■ **Instruction**:
Pull out every line with the word "attempt" from the entries below.

■ **Listing**:
###
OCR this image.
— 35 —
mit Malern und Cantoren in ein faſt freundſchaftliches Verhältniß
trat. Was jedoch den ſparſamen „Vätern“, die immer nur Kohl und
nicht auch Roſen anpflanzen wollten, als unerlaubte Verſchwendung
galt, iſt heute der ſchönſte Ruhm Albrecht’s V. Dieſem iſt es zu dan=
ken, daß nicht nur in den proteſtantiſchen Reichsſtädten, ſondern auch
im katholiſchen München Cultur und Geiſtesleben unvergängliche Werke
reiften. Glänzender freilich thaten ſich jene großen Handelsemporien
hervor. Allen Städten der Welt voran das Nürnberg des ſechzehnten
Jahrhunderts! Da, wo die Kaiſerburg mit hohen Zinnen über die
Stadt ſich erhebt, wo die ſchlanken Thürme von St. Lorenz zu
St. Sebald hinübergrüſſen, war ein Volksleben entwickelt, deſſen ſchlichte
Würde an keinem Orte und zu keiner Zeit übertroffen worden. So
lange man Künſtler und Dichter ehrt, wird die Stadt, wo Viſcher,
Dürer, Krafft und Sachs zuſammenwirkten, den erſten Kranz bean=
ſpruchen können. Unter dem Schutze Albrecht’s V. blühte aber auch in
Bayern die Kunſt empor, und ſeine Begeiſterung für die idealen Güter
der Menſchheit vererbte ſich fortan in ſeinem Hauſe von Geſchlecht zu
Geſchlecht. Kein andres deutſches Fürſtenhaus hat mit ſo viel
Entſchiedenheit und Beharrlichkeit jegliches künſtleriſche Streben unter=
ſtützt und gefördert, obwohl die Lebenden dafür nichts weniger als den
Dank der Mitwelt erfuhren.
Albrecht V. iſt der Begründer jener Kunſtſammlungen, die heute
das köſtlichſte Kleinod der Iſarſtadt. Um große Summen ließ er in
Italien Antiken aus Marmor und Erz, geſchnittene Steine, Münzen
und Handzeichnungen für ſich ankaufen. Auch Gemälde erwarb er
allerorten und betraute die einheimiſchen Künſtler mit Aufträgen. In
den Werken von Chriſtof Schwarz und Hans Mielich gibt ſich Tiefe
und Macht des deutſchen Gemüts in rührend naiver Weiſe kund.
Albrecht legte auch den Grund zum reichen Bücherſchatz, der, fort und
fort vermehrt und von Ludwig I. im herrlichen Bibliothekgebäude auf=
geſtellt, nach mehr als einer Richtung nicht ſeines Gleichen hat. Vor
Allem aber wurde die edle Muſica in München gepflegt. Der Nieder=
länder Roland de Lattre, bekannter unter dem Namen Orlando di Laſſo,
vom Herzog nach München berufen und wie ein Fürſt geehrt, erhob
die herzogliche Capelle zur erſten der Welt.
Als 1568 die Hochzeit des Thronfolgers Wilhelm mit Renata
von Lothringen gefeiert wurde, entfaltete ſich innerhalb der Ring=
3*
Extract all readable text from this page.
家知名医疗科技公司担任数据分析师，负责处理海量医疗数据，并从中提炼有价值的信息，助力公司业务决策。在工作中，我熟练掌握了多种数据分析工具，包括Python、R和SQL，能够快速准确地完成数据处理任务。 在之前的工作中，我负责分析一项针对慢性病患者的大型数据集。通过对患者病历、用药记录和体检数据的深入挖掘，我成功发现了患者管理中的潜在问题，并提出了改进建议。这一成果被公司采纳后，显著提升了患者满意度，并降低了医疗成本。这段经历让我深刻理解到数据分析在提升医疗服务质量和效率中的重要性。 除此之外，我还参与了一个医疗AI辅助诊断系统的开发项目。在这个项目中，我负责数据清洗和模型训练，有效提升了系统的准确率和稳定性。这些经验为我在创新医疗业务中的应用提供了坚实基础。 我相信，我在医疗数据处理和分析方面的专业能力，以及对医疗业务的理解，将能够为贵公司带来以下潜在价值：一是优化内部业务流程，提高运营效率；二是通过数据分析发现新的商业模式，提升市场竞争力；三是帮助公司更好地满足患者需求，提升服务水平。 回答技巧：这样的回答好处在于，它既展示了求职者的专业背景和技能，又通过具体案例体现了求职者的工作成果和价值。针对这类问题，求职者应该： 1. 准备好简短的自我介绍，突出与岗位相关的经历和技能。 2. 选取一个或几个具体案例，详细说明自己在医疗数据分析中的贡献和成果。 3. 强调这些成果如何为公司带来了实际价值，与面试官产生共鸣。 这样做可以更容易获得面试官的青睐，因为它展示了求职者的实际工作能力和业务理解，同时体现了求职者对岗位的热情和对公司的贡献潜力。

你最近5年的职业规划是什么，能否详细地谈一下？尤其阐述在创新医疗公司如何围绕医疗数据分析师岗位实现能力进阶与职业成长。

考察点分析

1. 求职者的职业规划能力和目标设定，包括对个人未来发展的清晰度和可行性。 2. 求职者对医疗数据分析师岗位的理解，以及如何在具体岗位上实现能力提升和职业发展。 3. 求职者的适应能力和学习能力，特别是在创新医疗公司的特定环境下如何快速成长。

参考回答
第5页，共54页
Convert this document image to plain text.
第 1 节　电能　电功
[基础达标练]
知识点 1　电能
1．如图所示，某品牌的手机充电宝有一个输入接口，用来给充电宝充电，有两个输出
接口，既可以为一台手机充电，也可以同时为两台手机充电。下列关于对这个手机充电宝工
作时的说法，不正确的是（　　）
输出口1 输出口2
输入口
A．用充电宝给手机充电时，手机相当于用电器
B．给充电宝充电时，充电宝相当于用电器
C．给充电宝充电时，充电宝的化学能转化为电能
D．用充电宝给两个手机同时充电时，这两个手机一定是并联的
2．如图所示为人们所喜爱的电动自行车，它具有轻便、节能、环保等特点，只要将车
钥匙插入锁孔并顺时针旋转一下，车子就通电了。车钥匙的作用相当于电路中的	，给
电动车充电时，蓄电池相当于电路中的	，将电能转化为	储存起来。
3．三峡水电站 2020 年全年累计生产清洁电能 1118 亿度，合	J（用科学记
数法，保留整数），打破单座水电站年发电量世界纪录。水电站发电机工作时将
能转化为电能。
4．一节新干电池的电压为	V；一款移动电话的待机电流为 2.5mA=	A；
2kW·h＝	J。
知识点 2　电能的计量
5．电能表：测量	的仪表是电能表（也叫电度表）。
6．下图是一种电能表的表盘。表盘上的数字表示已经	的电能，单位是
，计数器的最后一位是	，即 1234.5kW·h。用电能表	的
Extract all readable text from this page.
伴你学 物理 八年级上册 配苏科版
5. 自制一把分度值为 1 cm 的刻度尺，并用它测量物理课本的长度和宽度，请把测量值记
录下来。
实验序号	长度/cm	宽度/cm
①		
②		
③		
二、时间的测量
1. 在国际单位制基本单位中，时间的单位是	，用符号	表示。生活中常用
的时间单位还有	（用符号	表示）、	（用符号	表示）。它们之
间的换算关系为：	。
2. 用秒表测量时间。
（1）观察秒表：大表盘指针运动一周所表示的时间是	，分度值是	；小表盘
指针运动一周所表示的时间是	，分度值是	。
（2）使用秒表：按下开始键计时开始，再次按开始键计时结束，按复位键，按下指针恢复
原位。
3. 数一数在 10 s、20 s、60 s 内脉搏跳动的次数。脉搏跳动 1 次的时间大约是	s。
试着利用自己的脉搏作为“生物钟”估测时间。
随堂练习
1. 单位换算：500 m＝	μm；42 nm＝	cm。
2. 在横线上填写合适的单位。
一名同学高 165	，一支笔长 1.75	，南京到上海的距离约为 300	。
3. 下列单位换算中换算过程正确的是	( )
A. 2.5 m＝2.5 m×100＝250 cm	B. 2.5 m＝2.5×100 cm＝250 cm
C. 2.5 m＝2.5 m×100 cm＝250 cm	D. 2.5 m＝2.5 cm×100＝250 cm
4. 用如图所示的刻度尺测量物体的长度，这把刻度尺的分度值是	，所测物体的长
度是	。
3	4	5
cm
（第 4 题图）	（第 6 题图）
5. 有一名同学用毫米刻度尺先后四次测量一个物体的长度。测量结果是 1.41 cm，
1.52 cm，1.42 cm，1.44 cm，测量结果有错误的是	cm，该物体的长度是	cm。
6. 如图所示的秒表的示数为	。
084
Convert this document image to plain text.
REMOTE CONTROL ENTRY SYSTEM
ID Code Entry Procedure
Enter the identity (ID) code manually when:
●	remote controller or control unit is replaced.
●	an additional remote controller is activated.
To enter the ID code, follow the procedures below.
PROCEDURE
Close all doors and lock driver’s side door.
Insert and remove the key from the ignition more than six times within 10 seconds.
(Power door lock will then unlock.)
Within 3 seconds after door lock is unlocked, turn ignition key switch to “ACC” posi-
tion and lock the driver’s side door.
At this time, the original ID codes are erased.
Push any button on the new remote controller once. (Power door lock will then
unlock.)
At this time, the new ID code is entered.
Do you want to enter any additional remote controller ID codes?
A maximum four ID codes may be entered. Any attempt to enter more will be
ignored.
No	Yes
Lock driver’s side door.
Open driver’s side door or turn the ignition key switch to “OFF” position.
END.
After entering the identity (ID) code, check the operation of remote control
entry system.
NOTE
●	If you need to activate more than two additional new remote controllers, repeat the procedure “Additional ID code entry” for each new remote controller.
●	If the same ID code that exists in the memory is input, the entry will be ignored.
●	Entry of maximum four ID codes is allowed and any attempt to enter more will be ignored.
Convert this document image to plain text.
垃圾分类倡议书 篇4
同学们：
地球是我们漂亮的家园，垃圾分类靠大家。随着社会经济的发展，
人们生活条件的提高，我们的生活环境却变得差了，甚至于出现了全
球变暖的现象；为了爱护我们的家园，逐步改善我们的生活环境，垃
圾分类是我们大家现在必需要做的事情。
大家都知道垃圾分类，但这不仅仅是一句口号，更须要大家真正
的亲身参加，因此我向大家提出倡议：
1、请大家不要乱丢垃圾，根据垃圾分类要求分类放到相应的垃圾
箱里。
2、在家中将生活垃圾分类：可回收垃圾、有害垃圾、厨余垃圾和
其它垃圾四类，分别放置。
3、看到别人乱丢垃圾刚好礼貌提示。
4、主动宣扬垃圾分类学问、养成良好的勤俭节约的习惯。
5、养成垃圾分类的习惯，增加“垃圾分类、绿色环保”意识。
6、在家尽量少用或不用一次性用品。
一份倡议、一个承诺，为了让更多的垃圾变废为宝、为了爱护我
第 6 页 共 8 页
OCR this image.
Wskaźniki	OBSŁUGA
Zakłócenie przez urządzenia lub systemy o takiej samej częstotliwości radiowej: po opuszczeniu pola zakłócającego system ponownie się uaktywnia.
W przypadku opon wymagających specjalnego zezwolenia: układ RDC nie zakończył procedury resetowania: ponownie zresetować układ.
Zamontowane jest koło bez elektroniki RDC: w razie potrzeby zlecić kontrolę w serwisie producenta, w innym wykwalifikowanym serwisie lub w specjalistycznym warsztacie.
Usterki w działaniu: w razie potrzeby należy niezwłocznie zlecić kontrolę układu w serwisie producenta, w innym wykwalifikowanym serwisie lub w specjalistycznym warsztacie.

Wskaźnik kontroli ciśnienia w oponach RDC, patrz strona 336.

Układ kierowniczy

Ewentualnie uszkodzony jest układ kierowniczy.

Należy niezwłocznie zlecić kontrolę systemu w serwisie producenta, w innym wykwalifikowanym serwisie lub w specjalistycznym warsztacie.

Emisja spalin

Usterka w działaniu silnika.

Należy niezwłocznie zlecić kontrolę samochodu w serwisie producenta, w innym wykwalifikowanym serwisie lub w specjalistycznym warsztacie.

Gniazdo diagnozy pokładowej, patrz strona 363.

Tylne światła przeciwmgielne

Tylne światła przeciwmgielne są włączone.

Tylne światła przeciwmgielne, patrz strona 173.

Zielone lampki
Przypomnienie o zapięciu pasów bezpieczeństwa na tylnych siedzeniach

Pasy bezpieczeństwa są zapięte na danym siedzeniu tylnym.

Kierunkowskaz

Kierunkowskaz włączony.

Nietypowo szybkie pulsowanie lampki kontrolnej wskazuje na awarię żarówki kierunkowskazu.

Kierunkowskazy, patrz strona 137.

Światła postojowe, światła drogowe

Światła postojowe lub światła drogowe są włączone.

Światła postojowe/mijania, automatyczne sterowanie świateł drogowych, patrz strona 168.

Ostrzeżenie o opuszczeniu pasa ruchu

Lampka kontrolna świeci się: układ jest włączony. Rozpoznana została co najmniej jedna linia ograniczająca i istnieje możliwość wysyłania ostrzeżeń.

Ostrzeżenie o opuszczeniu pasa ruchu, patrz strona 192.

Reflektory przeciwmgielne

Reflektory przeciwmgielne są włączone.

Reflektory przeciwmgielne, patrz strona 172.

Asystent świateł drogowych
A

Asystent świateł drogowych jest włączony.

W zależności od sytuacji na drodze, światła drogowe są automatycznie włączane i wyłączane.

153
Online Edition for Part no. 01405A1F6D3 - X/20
###
■ **Full output**:
A maximum four ID codes may be entered. Any attempt to enter more will be
●	Entry of maximum four ID codes is allowed and any attempt to enter more will be ignored.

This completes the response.